## REQUIREMENTS
Write out every record in full, exactly as written, please.

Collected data
[Start]
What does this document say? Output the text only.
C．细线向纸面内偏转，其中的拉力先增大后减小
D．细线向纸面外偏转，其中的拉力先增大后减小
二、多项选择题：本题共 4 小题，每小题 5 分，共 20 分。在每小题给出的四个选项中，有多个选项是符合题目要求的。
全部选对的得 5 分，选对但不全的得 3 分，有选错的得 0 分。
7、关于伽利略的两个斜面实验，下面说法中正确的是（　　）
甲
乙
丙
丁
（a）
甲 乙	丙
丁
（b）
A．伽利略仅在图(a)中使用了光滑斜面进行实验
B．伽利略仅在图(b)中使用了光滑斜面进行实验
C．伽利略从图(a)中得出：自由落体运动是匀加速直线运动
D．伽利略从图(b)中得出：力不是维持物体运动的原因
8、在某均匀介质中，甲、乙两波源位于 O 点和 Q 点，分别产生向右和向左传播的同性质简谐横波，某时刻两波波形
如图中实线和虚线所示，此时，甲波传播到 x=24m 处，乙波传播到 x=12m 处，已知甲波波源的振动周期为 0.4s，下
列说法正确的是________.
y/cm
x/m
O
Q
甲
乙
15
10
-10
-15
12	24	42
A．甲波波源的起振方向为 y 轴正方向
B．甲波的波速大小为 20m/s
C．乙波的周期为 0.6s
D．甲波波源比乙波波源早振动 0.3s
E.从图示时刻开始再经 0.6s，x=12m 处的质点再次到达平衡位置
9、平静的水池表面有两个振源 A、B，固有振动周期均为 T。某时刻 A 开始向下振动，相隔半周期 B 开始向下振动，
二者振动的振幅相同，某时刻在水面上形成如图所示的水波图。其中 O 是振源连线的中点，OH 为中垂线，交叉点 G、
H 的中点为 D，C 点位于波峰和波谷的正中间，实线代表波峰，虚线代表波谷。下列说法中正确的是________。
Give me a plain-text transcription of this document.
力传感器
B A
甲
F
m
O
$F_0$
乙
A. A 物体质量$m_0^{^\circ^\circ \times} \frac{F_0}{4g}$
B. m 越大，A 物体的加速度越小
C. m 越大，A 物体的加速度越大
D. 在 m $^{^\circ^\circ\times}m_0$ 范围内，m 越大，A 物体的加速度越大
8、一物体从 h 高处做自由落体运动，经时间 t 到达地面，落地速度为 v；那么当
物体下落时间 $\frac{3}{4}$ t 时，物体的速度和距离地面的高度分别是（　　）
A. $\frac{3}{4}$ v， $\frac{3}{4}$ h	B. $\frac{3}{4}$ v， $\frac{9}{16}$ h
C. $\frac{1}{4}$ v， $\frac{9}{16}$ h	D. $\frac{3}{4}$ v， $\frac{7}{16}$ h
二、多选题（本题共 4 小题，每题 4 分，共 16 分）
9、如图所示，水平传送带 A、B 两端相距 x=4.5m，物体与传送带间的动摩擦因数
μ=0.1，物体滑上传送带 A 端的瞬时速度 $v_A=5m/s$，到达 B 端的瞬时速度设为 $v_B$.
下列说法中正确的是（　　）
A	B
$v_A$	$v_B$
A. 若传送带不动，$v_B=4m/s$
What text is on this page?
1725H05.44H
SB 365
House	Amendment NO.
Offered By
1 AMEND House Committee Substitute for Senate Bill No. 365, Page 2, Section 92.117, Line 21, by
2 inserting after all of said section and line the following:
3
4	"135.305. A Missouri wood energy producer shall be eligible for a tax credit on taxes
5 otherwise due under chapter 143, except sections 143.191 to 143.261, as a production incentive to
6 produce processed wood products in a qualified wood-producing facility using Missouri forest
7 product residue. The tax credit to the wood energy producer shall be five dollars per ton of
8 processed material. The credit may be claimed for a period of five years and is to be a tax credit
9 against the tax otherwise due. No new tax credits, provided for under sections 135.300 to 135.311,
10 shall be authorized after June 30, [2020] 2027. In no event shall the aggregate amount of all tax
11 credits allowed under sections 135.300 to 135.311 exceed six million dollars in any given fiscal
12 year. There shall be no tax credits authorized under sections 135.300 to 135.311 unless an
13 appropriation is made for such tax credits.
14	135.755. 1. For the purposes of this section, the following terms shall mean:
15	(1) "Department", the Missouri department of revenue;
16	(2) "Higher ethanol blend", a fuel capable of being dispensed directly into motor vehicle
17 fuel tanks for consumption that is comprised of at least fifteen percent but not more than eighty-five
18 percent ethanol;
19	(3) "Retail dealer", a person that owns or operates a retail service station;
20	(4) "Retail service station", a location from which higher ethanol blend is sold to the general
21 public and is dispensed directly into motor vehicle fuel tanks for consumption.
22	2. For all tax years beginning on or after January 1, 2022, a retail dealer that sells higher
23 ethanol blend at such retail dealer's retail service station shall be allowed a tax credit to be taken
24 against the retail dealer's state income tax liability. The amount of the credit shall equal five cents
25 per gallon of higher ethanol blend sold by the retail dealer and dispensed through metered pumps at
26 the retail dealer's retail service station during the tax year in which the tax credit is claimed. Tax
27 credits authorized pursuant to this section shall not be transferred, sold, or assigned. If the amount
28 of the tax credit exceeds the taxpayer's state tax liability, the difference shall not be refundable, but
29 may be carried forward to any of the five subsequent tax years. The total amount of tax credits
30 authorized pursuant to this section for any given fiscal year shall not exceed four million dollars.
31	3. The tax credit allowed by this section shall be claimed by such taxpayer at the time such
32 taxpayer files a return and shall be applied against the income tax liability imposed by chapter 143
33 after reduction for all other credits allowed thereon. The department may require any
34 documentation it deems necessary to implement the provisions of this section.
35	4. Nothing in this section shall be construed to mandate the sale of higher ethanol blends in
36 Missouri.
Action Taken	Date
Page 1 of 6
[End]
## RIGHT ANSWER
What does this document say? Output the text only.
C．细线向纸面内偏转，其中的拉力先增大后减小
D．细线向纸面外偏转，其中的拉力先增大后减小
二、多项选择题：本题共 4 小题，每小题 5 分，共 20 分。在每小题给出的四个选项中，有多个选项是符合题目要求的。
全部选对的得 5 分，选对但不全的得 3 分，有选错的得 0 分。
7、关于伽利略的两个斜面实验，下面说法中正确的是（　　）
甲
乙
丙
丁
（a）
甲 乙	丙
丁
（b）
A．伽利略仅在图(a)中使用了光滑斜面进行实验
B．伽利略仅在图(b)中使用了光滑斜面进行实验
C．伽利略从图(a)中得出：自由落体运动是匀加速直线运动
D．伽利略从图(b)中得出：力不是维持物体运动的原因
8、在某均匀介质中，甲、乙两波源位于 O 点和 Q 点，分别产生向右和向左传播的同性质简谐横波，某时刻两波波形
如图中实线和虚线所示，此时，甲波传播到 x=24m 处，乙波传播到 x=12m 处，已知甲波波源的振动周期为 0.4s，下
列说法正确的是________.
y/cm
x/m
O
Q
甲
乙
15
10
-10
-15
12	24	42
A．甲波波源的起振方向为 y 轴正方向
B．甲波的波速大小为 20m/s
C．乙波的周期为 0.6s
D．甲波波源比乙波波源早振动 0.3s
E.从图示时刻开始再经 0.6s，x=12m 处的质点再次到达平衡位置
9、平静的水池表面有两个振源 A、B，固有振动周期均为 T。某时刻 A 开始向下振动，相隔半周期 B 开始向下振动，
二者振动的振幅相同，某时刻在水面上形成如图所示的水波图。其中 O 是振源连线的中点，OH 为中垂线，交叉点 G、
H 的中点为 D，C 点位于波峰和波谷的正中间，实线代表波峰，虚线代表波谷。下列说法中正确的是________。
Give me a plain-text transcription of this document.
力传感器
B A
甲
F
m
O
$F_0$
乙
A. A 物体质量$m_0^{^\circ^\circ \times} \frac{F_0}{4g}$
B. m 越大，A 物体的加速度越小
C. m 越大，A 物体的加速度越大
D. 在 m $^{^\circ^\circ\times}m_0$ 范围内，m 越大，A 物体的加速度越大
8、一物体从 h 高处做自由落体运动，经时间 t 到达地面，落地速度为 v；那么当
物体下落时间 $\frac{3}{4}$ t 时，物体的速度和距离地面的高度分别是（　　）
A. $\frac{3}{4}$ v， $\frac{3}{4}$ h	B. $\frac{3}{4}$ v， $\frac{9}{16}$ h
C. $\frac{1}{4}$ v， $\frac{9}{16}$ h	D. $\frac{3}{4}$ v， $\frac{7}{16}$ h
二、多选题（本题共 4 小题，每题 4 分，共 16 分）
9、如图所示，水平传送带 A、B 两端相距 x=4.5m，物体与传送带间的动摩擦因数
μ=0.1，物体滑上传送带 A 端的瞬时速度 $v_A=5m/s$，到达 B 端的瞬时速度设为 $v_B$.
下列说法中正确的是（　　）
A	B
$v_A$	$v_B$
A. 若传送带不动，$v_B=4m/s$
What text is on this page?
1725H05.44H
SB 365
House	Amendment NO.
Offered By
1 AMEND House Committee Substitute for Senate Bill No. 365, Page 2, Section 92.117, Line 21, by
2 inserting after all of said section and line the following:
3
4	"135.305. A Missouri wood energy producer shall be eligible for a tax credit on taxes
5 otherwise due under chapter 143, except sections 143.191 to 143.261, as a production incentive to
6 produce processed wood products in a qualified wood-producing facility using Missouri forest
7 product residue. The tax credit to the wood energy producer shall be five dollars per ton of
8 processed material. The credit may be claimed for a period of five years and is to be a tax credit
9 against the tax otherwise due. No new tax credits, provided for under sections 135.300 to 135.311,
10 shall be authorized after June 30, [2020] 2027. In no event shall the aggregate amount of all tax
11 credits allowed under sections 135.300 to 135.311 exceed six million dollars in any given fiscal
12 year. There shall be no tax credits authorized under sections 135.300 to 135.311 unless an
13 appropriation is made for such tax credits.
14	135.755. 1. For the purposes of this section, the following terms shall mean:
15	(1) "Department", the Missouri department of revenue;
16	(2) "Higher ethanol blend", a fuel capable of being dispensed directly into motor vehicle
17 fuel tanks for consumption that is comprised of at least fifteen percent but not more than eighty-five
18 percent ethanol;
19	(3) "Retail dealer", a person that owns or operates a retail service station;
20	(4) "Retail service station", a location from which higher ethanol blend is sold to the general
21 public and is dispensed directly into motor vehicle fuel tanks for consumption.
22	2. For all tax years beginning on or after January 1, 2022, a retail dealer that sells higher
23 ethanol blend at such retail dealer's retail service station shall be allowed a tax credit to be taken
24 against the retail dealer's state income tax liability. The amount of the credit shall equal five cents
25 per gallon of higher ethanol blend sold by the retail dealer and dispensed through metered pumps at
26 the retail dealer's retail service station during the tax year in which the tax credit is claimed. Tax
27 credits authorized pursuant to this section shall not be transferred, sold, or assigned. If the amount
28 of the tax credit exceeds the taxpayer's state tax liability, the difference shall not be refundable, but
29 may be carried forward to any of the five subsequent tax years. The total amount of tax credits
30 authorized pursuant to this section for any given fiscal year shall not exceed four million dollars.
31	3. The tax credit allowed by this section shall be claimed by such taxpayer at the time such
32 taxpayer files a return and shall be applied against the income tax liability imposed by chapter 143
33 after reduction for all other credits allowed thereon. The department may require any
34 documentation it deems necessary to implement the provisions of this section.
35	4. Nothing in this section shall be construed to mandate the sale of higher ethanol blends in
36 Missouri.
Action Taken	Date
Page 1 of 6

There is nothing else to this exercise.